Copy every line of the data that includes the string "szacunków".

— Begin Stored records —

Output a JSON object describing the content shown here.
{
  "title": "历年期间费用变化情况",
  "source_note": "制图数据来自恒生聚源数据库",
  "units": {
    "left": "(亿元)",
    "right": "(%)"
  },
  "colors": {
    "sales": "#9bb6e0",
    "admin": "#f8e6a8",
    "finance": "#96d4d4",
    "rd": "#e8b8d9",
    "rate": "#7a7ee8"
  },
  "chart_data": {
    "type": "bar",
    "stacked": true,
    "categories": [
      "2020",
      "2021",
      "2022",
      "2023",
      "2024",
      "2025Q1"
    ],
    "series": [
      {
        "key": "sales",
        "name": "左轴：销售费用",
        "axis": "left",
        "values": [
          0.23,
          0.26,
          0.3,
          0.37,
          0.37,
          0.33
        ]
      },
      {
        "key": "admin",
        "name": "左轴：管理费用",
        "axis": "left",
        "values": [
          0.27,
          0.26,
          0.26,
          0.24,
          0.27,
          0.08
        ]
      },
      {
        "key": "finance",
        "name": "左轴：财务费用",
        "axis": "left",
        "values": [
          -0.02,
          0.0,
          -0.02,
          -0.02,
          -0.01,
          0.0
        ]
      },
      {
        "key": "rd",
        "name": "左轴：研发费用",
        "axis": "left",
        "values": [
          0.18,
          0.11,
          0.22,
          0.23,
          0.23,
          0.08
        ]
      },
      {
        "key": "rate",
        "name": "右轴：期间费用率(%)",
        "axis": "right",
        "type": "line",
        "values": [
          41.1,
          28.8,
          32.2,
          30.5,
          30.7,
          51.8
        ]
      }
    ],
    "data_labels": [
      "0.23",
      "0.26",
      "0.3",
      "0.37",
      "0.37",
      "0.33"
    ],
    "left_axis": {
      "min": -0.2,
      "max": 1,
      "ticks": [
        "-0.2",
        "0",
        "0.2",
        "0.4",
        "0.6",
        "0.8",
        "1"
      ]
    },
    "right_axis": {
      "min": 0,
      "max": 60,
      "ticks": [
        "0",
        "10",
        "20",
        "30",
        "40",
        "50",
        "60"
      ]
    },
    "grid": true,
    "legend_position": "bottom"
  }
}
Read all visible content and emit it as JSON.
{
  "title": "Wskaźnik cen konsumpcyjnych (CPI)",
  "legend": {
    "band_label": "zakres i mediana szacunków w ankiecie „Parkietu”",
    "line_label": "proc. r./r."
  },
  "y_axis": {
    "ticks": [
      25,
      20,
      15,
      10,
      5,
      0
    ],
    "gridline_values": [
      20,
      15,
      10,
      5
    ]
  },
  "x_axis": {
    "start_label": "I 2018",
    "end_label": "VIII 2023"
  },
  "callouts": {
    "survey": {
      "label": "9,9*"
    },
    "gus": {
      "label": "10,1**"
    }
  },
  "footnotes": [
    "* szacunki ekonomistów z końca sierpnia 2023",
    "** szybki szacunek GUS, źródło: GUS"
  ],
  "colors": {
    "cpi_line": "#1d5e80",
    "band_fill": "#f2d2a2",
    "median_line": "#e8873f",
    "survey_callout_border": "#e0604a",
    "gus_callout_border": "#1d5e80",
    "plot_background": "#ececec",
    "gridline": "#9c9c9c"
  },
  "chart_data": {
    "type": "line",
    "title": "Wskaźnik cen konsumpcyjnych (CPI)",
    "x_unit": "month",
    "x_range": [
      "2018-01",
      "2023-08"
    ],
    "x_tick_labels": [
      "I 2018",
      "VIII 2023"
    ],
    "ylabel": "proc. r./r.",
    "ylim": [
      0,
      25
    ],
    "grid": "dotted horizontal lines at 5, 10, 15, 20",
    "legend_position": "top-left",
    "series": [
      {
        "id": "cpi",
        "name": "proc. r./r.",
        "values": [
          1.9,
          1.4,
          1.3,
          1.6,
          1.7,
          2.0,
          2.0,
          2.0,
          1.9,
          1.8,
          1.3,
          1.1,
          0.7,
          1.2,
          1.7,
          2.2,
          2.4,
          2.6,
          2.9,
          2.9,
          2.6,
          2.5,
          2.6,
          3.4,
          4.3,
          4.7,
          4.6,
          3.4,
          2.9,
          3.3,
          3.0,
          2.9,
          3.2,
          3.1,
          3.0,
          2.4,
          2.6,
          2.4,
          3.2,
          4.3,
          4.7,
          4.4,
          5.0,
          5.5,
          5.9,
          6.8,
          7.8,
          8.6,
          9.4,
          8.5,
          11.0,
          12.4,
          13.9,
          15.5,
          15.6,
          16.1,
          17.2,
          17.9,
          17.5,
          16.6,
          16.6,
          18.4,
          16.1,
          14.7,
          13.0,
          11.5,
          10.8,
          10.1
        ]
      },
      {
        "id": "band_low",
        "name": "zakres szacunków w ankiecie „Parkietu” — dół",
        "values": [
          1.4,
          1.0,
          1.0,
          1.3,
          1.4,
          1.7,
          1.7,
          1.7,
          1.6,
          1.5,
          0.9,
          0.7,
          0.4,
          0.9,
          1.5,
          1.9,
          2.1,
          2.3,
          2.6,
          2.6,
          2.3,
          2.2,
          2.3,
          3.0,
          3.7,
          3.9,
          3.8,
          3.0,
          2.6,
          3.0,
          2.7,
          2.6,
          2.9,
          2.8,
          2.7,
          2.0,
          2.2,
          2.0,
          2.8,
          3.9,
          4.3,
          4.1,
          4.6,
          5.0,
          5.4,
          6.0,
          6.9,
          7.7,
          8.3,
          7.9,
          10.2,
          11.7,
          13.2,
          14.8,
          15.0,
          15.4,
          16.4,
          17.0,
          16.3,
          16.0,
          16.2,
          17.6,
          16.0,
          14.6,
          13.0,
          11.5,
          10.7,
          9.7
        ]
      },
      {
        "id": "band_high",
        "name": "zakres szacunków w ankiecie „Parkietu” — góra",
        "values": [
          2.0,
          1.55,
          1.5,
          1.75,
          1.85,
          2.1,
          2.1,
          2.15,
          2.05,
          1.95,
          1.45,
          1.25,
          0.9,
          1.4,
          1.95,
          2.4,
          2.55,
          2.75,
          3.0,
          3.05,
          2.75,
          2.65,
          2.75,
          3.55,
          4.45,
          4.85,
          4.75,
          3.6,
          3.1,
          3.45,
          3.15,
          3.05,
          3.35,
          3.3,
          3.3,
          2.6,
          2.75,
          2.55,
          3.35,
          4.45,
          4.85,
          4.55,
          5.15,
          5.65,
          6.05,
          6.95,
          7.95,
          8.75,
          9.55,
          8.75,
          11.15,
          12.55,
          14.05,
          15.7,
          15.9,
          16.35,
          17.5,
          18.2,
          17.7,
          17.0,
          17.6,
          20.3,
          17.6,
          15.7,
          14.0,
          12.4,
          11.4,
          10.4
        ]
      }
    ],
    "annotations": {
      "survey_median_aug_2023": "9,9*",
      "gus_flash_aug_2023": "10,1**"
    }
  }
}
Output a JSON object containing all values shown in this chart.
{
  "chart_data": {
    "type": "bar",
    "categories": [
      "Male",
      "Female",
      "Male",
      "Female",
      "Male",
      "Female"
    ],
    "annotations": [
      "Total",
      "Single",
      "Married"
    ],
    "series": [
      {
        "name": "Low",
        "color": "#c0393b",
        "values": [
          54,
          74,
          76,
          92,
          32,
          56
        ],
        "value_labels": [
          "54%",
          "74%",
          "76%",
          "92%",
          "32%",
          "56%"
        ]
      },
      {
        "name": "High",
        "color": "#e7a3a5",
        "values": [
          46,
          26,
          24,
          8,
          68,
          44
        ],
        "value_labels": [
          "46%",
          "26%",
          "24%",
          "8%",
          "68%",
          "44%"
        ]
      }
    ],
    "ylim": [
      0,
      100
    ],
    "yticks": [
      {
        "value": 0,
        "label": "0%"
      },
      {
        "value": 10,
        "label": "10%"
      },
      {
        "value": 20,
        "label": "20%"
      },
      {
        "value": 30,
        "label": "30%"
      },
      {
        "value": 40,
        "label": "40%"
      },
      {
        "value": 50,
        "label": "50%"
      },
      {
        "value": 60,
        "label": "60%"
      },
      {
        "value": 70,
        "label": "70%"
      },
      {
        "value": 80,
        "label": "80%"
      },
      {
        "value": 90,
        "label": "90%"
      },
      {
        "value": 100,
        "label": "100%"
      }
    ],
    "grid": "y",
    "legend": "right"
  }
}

— End Stored records —

_Written solution:_
    "band_label": "zakres i mediana szacunków w ankiecie „Parkietu”",
        "name": "zakres szacunków w ankiecie „Parkietu” — dół",
        "name": "zakres szacunków w ankiecie „Parkietu” — góra",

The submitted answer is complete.